**Task requirements:**
Find how many lines of the listing include the string "Casi", and report only that figure.

-.-.-

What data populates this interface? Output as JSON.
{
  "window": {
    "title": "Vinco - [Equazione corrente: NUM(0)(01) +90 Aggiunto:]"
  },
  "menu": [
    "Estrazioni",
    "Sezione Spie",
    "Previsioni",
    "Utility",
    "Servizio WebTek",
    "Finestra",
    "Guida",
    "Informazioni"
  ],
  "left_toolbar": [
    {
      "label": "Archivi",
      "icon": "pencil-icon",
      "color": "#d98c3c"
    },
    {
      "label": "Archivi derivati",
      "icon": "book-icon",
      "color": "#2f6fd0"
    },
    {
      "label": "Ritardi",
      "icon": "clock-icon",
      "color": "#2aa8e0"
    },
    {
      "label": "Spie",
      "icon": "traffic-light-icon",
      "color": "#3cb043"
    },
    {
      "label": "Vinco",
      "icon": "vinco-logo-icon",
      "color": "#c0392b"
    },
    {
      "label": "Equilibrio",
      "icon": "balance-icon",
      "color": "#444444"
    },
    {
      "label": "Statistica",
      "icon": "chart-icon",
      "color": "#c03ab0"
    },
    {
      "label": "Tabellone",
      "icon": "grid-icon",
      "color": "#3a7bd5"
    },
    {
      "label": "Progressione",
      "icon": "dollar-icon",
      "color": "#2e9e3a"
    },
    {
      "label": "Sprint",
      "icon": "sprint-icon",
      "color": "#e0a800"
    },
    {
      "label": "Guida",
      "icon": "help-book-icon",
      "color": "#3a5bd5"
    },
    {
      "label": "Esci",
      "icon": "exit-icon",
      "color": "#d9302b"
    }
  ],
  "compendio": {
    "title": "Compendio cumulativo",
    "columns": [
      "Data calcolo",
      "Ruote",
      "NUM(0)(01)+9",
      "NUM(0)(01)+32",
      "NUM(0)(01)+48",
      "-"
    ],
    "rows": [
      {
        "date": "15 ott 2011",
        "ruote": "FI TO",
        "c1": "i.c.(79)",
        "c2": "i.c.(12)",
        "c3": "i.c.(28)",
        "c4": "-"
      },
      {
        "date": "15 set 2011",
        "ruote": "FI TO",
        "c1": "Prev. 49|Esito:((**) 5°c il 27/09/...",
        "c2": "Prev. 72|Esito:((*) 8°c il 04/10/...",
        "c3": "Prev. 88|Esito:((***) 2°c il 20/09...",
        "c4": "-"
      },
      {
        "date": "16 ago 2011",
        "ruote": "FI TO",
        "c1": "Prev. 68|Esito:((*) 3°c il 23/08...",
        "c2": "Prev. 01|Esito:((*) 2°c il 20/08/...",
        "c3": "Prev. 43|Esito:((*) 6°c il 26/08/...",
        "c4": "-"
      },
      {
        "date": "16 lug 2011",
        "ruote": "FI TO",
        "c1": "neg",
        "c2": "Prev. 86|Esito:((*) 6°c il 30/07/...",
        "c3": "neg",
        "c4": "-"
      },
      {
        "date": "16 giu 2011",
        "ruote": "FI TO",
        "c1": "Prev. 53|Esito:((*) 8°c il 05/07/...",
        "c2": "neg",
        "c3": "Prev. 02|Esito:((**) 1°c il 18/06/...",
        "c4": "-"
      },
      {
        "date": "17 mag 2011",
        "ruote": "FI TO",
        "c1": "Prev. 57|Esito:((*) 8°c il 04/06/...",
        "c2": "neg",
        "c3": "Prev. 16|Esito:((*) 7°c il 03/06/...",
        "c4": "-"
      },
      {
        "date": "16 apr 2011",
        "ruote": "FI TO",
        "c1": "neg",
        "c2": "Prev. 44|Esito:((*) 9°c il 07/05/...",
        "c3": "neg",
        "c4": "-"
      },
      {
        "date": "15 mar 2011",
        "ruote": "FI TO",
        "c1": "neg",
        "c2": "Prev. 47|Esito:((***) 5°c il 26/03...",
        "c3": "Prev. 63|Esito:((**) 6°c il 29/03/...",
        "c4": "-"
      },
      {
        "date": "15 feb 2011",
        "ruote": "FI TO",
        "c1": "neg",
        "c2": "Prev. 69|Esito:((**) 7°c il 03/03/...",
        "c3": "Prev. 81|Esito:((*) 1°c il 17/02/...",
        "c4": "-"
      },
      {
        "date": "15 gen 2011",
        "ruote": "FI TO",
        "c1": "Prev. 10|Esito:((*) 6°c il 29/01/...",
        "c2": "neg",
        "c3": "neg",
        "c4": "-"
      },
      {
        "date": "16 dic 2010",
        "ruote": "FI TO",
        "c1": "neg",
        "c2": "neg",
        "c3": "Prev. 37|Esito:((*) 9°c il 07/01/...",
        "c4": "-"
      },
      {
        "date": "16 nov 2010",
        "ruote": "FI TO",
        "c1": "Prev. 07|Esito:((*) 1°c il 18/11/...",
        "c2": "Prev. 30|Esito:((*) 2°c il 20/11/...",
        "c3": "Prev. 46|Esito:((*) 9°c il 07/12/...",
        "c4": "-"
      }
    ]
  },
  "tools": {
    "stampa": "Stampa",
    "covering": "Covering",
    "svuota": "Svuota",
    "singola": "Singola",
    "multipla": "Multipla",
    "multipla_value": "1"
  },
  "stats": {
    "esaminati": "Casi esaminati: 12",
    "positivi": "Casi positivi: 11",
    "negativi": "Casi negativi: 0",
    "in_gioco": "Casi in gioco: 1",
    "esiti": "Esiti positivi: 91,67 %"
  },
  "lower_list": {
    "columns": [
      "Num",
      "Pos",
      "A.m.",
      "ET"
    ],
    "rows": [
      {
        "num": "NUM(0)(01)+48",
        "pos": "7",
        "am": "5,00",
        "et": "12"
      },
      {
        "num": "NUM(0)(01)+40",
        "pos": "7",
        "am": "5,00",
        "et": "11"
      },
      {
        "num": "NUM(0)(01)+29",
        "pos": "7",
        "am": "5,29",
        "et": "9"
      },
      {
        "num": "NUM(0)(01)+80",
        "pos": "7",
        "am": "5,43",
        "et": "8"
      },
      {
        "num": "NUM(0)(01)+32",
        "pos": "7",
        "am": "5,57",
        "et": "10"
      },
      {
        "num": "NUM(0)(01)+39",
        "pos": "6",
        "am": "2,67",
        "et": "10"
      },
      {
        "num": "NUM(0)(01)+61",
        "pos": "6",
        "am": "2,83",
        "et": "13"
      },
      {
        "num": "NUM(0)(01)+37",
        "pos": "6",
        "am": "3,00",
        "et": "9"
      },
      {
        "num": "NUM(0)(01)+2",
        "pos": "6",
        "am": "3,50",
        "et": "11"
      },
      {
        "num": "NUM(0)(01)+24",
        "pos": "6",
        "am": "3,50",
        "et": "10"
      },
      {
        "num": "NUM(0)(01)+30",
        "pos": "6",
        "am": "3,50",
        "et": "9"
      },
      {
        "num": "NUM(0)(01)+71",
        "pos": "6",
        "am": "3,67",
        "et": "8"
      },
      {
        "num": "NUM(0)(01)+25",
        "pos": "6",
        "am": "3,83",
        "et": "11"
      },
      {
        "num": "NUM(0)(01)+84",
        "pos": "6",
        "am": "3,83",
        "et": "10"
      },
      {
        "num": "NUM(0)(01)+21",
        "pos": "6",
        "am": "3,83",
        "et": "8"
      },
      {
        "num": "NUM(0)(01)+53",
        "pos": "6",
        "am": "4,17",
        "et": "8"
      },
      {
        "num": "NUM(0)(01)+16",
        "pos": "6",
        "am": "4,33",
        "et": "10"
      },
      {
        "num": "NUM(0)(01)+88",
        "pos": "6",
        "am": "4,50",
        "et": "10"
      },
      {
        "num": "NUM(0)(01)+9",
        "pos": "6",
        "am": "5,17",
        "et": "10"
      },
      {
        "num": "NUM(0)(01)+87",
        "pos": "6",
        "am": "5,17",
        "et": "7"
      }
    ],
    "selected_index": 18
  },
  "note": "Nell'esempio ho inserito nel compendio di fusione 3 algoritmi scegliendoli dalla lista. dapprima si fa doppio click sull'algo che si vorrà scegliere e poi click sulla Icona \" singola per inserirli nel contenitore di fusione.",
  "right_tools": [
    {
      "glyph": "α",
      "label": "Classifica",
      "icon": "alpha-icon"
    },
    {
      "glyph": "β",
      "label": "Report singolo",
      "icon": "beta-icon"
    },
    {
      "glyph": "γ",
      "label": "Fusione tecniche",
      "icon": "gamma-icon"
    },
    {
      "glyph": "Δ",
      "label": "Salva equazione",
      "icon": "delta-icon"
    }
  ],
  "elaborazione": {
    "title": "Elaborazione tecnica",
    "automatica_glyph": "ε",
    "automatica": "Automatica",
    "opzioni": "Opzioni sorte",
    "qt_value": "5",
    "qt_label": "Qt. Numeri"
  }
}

-.-.-

**Exercise solution:**
4